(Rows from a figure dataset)
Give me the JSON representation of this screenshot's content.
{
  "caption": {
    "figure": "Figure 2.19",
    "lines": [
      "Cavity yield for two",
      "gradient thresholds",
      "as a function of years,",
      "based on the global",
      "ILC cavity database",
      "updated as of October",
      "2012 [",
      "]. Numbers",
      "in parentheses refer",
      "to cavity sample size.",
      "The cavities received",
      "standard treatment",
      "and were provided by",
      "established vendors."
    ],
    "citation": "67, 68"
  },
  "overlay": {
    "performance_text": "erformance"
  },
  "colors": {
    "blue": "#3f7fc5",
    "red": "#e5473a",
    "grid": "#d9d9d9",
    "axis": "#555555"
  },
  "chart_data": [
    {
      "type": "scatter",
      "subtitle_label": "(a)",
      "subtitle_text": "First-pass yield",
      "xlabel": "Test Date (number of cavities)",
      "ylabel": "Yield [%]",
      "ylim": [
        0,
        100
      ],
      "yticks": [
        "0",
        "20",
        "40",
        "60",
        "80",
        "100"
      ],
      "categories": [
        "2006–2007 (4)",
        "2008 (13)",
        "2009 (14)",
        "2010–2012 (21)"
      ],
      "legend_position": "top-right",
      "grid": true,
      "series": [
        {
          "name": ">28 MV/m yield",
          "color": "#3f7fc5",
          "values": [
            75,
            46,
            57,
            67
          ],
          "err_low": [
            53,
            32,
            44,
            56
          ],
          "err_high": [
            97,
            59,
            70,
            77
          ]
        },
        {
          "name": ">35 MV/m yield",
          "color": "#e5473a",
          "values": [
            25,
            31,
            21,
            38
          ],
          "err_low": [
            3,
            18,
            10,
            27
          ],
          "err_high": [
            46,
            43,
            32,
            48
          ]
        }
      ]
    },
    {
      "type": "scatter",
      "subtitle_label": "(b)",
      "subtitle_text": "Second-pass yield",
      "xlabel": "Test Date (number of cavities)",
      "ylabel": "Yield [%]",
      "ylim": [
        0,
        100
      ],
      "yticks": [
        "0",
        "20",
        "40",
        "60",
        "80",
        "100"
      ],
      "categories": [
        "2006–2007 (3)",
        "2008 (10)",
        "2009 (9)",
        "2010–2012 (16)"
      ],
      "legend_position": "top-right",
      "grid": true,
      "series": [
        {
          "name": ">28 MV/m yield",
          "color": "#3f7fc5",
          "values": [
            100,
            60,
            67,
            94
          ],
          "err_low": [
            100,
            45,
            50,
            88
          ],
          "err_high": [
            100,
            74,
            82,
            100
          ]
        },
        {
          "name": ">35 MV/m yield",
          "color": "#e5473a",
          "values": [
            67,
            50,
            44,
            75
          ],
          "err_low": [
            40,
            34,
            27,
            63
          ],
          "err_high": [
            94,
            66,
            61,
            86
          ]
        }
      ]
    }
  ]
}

__YOUR TASK__. Using the listing above, please repeat every entry exactly.

__ANSWER TO THE EXERCISE__.
Give me the JSON representation of this screenshot's content.
{
  "caption": {
    "figure": "Figure 2.19",
    "lines": [
      "Cavity yield for two",
      "gradient thresholds",
      "as a function of years,",
      "based on the global",
      "ILC cavity database",
      "updated as of October",
      "2012 [",
      "]. Numbers",
      "in parentheses refer",
      "to cavity sample size.",
      "The cavities received",
      "standard treatment",
      "and were provided by",
      "established vendors."
    ],
    "citation": "67, 68"
  },
  "overlay": {
    "performance_text": "erformance"
  },
  "colors": {
    "blue": "#3f7fc5",
    "red": "#e5473a",
    "grid": "#d9d9d9",
    "axis": "#555555"
  },
  "chart_data": [
    {
      "type": "scatter",
      "subtitle_label": "(a)",
      "subtitle_text": "First-pass yield",
      "xlabel": "Test Date (number of cavities)",
      "ylabel": "Yield [%]",
      "ylim": [
        0,
        100
      ],
      "yticks": [
        "0",
        "20",
        "40",
        "60",
        "80",
        "100"
      ],
      "categories": [
        "2006–2007 (4)",
        "2008 (13)",
        "2009 (14)",
        "2010–2012 (21)"
      ],
      "legend_position": "top-right",
      "grid": true,
      "series": [
        {
          "name": ">28 MV/m yield",
          "color": "#3f7fc5",
          "values": [
            75,
            46,
            57,
            67
          ],
          "err_low": [
            53,
            32,
            44,
            56
          ],
          "err_high": [
            97,
            59,
            70,
            77
          ]
        },
        {
          "name": ">35 MV/m yield",
          "color": "#e5473a",
          "values": [
            25,
            31,
            21,
            38
          ],
          "err_low": [
            3,
            18,
            10,
            27
          ],
          "err_high": [
            46,
            43,
            32,
            48
          ]
        }
      ]
    },
    {
      "type": "scatter",
      "subtitle_label": "(b)",
      "subtitle_text": "Second-pass yield",
      "xlabel": "Test Date (number of cavities)",
      "ylabel": "Yield [%]",
      "ylim": [
        0,
        100
      ],
      "yticks": [
        "0",
        "20",
        "40",
        "60",
        "80",
        "100"
      ],
      "categories": [
        "2006–2007 (3)",
        "2008 (10)",
        "2009 (9)",
        "2010–2012 (16)"
      ],
      "legend_position": "top-right",
      "grid": true,
      "series": [
        {
          "name": ">28 MV/m yield",
          "color": "#3f7fc5",
          "values": [
            100,
            60,
            67,
            94
          ],
          "err_low": [
            100,
            45,
            50,
            88
          ],
          "err_high": [
            100,
            74,
            82,
            100
          ]
        },
        {
          "name": ">35 MV/m yield",
          "color": "#e5473a",
          "values": [
            67,
            50,
            44,
            75
          ],
          "err_low": [
            40,
            34,
            27,
            63
          ],
          "err_high": [
            94,
            66,
            61,
            86
          ]
        }
      ]
    }
  ]
}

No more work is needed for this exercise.